Stored records

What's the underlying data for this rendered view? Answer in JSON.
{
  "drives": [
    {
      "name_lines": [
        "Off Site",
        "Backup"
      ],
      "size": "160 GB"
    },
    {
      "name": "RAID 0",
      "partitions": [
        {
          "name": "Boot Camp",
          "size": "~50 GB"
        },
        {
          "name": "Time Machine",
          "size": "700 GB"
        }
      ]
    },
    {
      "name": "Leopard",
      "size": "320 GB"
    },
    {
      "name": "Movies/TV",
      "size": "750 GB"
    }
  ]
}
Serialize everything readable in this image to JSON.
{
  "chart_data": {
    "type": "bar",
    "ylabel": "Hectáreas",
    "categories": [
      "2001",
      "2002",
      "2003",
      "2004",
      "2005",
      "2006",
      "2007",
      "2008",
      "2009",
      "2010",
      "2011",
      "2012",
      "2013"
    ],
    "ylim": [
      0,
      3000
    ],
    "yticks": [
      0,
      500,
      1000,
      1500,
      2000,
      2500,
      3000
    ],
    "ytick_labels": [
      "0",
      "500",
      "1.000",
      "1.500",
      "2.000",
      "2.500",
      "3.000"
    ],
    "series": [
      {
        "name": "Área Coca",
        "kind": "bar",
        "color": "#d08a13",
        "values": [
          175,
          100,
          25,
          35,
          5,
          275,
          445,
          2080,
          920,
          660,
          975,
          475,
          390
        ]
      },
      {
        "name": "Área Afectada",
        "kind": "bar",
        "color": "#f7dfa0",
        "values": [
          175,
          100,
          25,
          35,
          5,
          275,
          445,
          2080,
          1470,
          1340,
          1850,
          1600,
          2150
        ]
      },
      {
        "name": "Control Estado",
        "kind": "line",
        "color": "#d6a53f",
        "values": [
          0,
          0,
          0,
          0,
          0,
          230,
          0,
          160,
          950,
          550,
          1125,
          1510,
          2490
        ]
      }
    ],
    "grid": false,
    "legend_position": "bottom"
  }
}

Direction: Copy out all of the lines above exactly.

Correct output:
What's the underlying data for this rendered view? Answer in JSON.
{
  "drives": [
    {
      "name_lines": [
        "Off Site",
        "Backup"
      ],
      "size": "160 GB"
    },
    {
      "name": "RAID 0",
      "partitions": [
        {
          "name": "Boot Camp",
          "size": "~50 GB"
        },
        {
          "name": "Time Machine",
          "size": "700 GB"
        }
      ]
    },
    {
      "name": "Leopard",
      "size": "320 GB"
    },
    {
      "name": "Movies/TV",
      "size": "750 GB"
    }
  ]
}
Serialize everything readable in this image to JSON.
{
  "chart_data": {
    "type": "bar",
    "ylabel": "Hectáreas",
    "categories": [
      "2001",
      "2002",
      "2003",
      "2004",
      "2005",
      "2006",
      "2007",
      "2008",
      "2009",
      "2010",
      "2011",
      "2012",
      "2013"
    ],
    "ylim": [
      0,
      3000
    ],
    "yticks": [
      0,
      500,
      1000,
      1500,
      2000,
      2500,
      3000
    ],
    "ytick_labels": [
      "0",
      "500",
      "1.000",
      "1.500",
      "2.000",
      "2.500",
      "3.000"
    ],
    "series": [
      {
        "name": "Área Coca",
        "kind": "bar",
        "color": "#d08a13",
        "values": [
          175,
          100,
          25,
          35,
          5,
          275,
          445,
          2080,
          920,
          660,
          975,
          475,
          390
        ]
      },
      {
        "name": "Área Afectada",
        "kind": "bar",
        "color": "#f7dfa0",
        "values": [
          175,
          100,
          25,
          35,
          5,
          275,
          445,
          2080,
          1470,
          1340,
          1850,
          1600,
          2150
        ]
      },
      {
        "name": "Control Estado",
        "kind": "line",
        "color": "#d6a53f",
        "values": [
          0,
          0,
          0,
          0,
          0,
          230,
          0,
          160,
          950,
          550,
          1125,
          1510,
          2490
        ]
      }
    ],
    "grid": false,
    "legend_position": "bottom"
  }
}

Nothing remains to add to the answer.